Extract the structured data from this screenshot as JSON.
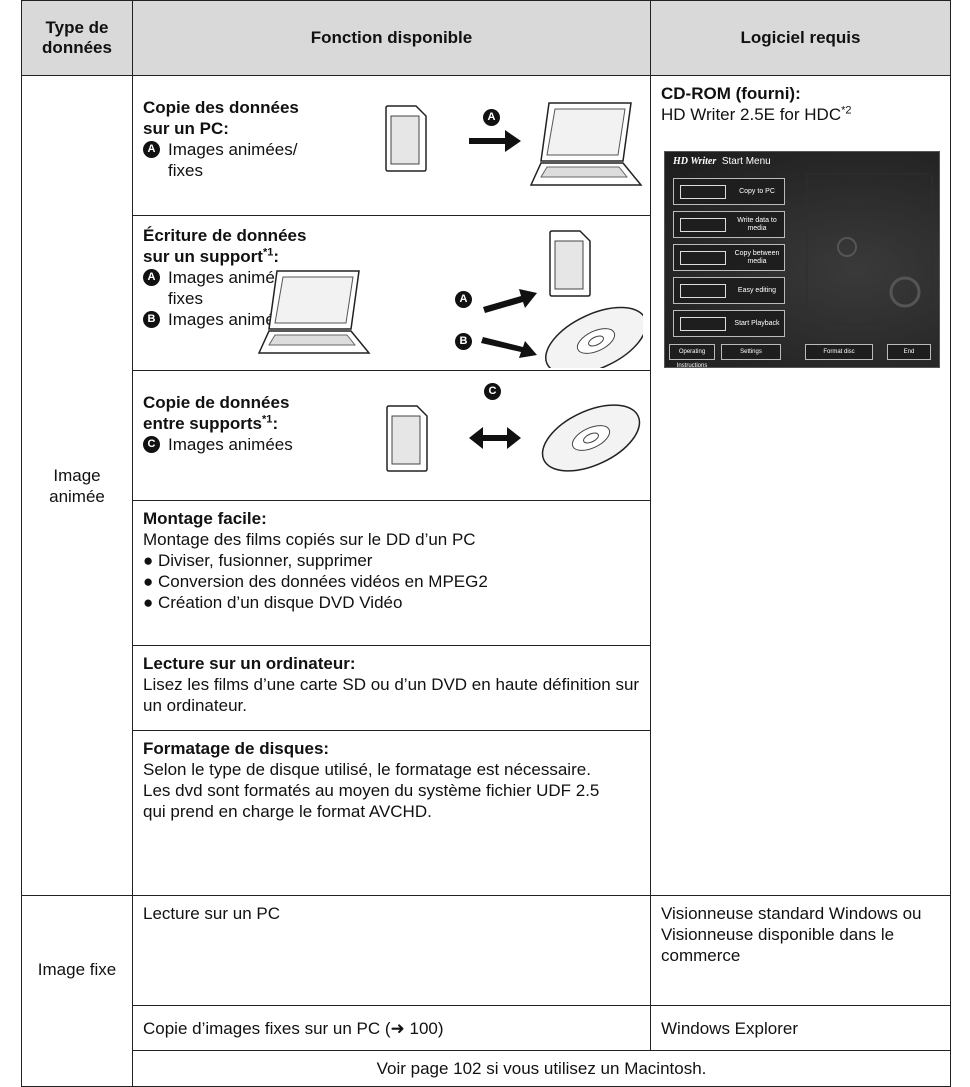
{
  "table": {
    "headers": [
      "Type de données",
      "Fonction disponible",
      "Logiciel requis"
    ],
    "rows": [
      {
        "type": "Image animée",
        "functions": [
          {
            "title_lines": [
              "Copie des données",
              "sur un PC:"
            ],
            "items": [
              {
                "marker": "A",
                "text": "Images animées/ fixes"
              }
            ],
            "diagram_markers": [
              "A"
            ]
          },
          {
            "title_lines": [
              "Écriture de données",
              "sur un support"
            ],
            "note": "*1",
            "suffix": ":",
            "items": [
              {
                "marker": "A",
                "text": "Images animées/ fixes"
              },
              {
                "marker": "B",
                "text": "Images animées"
              }
            ],
            "diagram_markers": [
              "A",
              "B"
            ]
          },
          {
            "title_lines": [
              "Copie de données",
              "entre supports"
            ],
            "note": "*1",
            "suffix": ":",
            "items": [
              {
                "marker": "C",
                "text": "Images animées"
              }
            ],
            "diagram_markers": [
              "C"
            ]
          },
          {
            "title": "Montage facile:",
            "text": "Montage des films copiés sur le DD d’un PC",
            "bullets": [
              "● Diviser, fusionner, supprimer",
              "● Conversion des données vidéos en MPEG2",
              "● Création d’un disque DVD Vidéo"
            ]
          },
          {
            "title": "Lecture sur un ordinateur:",
            "text": "Lisez les films d’une carte SD ou d’un DVD en haute définition sur un ordinateur."
          },
          {
            "title": "Formatage de disques:",
            "text": "Selon le type de disque utilisé, le formatage est nécessaire. Les dvd sont formatés au moyen du système fichier UDF 2.5 qui prend en charge le format AVCHD."
          }
        ],
        "software": {
          "title": "CD-ROM (fourni):",
          "name": "HD Writer 2.5E for HDC",
          "note": "*2",
          "screenshot": {
            "title": "HD Writer",
            "subtitle": "Start Menu",
            "buttons": [
              "Copy to PC",
              "Write data to media",
              "Copy between media",
              "Easy editing",
              "Start Playback"
            ],
            "bottom_buttons": [
              "Operating Instructions",
              "Settings",
              "Format disc",
              "End"
            ]
          }
        }
      },
      {
        "type": "Image fixe",
        "functions": [
          {
            "text": "Lecture sur un PC",
            "software": "Visionneuse standard Windows ou Visionneuse disponible dans le commerce"
          },
          {
            "text": "Copie d’images fixes sur un PC (➜ 100)",
            "software": "Windows Explorer"
          }
        ],
        "note": "Voir page 102 si vous utilisez un Macintosh."
      }
    ]
  }
}
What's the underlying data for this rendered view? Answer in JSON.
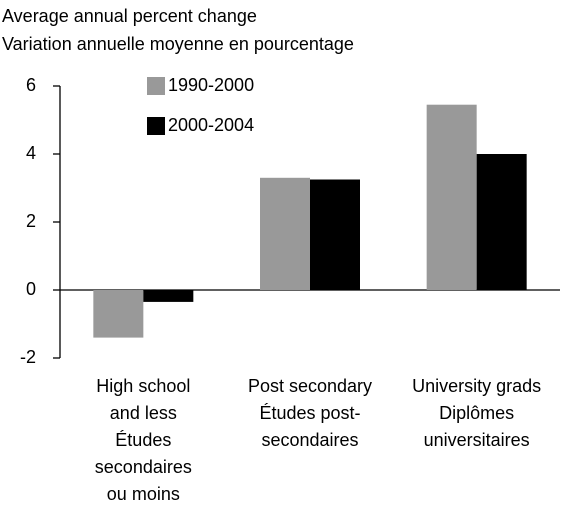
{
  "chart_data": {
    "type": "bar",
    "title": [
      "Average annual percent change",
      "Variation annuelle moyenne en pourcentage"
    ],
    "categories": [
      [
        "High school",
        "and less",
        "Études",
        "secondaires",
        "ou moins"
      ],
      [
        "Post secondary",
        "Études post-",
        "secondaires"
      ],
      [
        "University grads",
        "Diplômes",
        "universitaires"
      ]
    ],
    "series": [
      {
        "name": "1990-2000",
        "color": "#999999",
        "values": [
          -1.4,
          3.3,
          5.45
        ]
      },
      {
        "name": "2000-2004",
        "color": "#000000",
        "values": [
          -0.35,
          3.25,
          4.0
        ]
      }
    ],
    "ylim": [
      -2,
      6
    ],
    "yticks": [
      -2,
      0,
      2,
      4,
      6
    ],
    "grid": false,
    "legend": "top"
  }
}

The problem. Copy out all the data without changing anything, and drop the pictures.

Answer to the task.
Extract the structured data from this screenshot as JSON.
{
  "table": {
    "headers": [
      "Type de données",
      "Fonction disponible",
      "Logiciel requis"
    ],
    "rows": [
      {
        "type": "Image animée",
        "functions": [
          {
            "title_lines": [
              "Copie des données",
              "sur un PC:"
            ],
            "items": [
              {
                "marker": "A",
                "text": "Images animées/ fixes"
              }
            ],
            "diagram_markers": [
              "A"
            ]
          },
          {
            "title_lines": [
              "Écriture de données",
              "sur un support"
            ],
            "note": "*1",
            "suffix": ":",
            "items": [
              {
                "marker": "A",
                "text": "Images animées/ fixes"
              },
              {
                "marker": "B",
                "text": "Images animées"
              }
            ],
            "diagram_markers": [
              "A",
              "B"
            ]
          },
          {
            "title_lines": [
              "Copie de données",
              "entre supports"
            ],
            "note": "*1",
            "suffix": ":",
            "items": [
              {
                "marker": "C",
                "text": "Images animées"
              }
            ],
            "diagram_markers": [
              "C"
            ]
          },
          {
            "title": "Montage facile:",
            "text": "Montage des films copiés sur le DD d’un PC",
            "bullets": [
              "● Diviser, fusionner, supprimer",
              "● Conversion des données vidéos en MPEG2",
              "● Création d’un disque DVD Vidéo"
            ]
          },
          {
            "title": "Lecture sur un ordinateur:",
            "text": "Lisez les films d’une carte SD ou d’un DVD en haute définition sur un ordinateur."
          },
          {
            "title": "Formatage de disques:",
            "text": "Selon le type de disque utilisé, le formatage est nécessaire. Les dvd sont formatés au moyen du système fichier UDF 2.5 qui prend en charge le format AVCHD."
          }
        ],
        "software": {
          "title": "CD-ROM (fourni):",
          "name": "HD Writer 2.5E for HDC",
          "note": "*2",
          "screenshot": {
            "title": "HD Writer",
            "subtitle": "Start Menu",
            "buttons": [
              "Copy to PC",
              "Write data to media",
              "Copy between media",
              "Easy editing",
              "Start Playback"
            ],
            "bottom_buttons": [
              "Operating Instructions",
              "Settings",
              "Format disc",
              "End"
            ]
          }
        }
      },
      {
        "type": "Image fixe",
        "functions": [
          {
            "text": "Lecture sur un PC",
            "software": "Visionneuse standard Windows ou Visionneuse disponible dans le commerce"
          },
          {
            "text": "Copie d’images fixes sur un PC (➜ 100)",
            "software": "Windows Explorer"
          }
        ],
        "note": "Voir page 102 si vous utilisez un Macintosh."
      }
    ]
  }
}
What's the underlying data for this rendered view? Answer in JSON.
{
  "chart_data": {
    "type": "bar",
    "title": [
      "Average annual percent change",
      "Variation annuelle moyenne en pourcentage"
    ],
    "categories": [
      [
        "High school",
        "and less",
        "Études",
        "secondaires",
        "ou moins"
      ],
      [
        "Post secondary",
        "Études post-",
        "secondaires"
      ],
      [
        "University grads",
        "Diplômes",
        "universitaires"
      ]
    ],
    "series": [
      {
        "name": "1990-2000",
        "color": "#999999",
        "values": [
          -1.4,
          3.3,
          5.45
        ]
      },
      {
        "name": "2000-2004",
        "color": "#000000",
        "values": [
          -0.35,
          3.25,
          4.0
        ]
      }
    ],
    "ylim": [
      -2,
      6
    ],
    "yticks": [
      -2,
      0,
      2,
      4,
      6
    ],
    "grid": false,
    "legend": "top"
  }
}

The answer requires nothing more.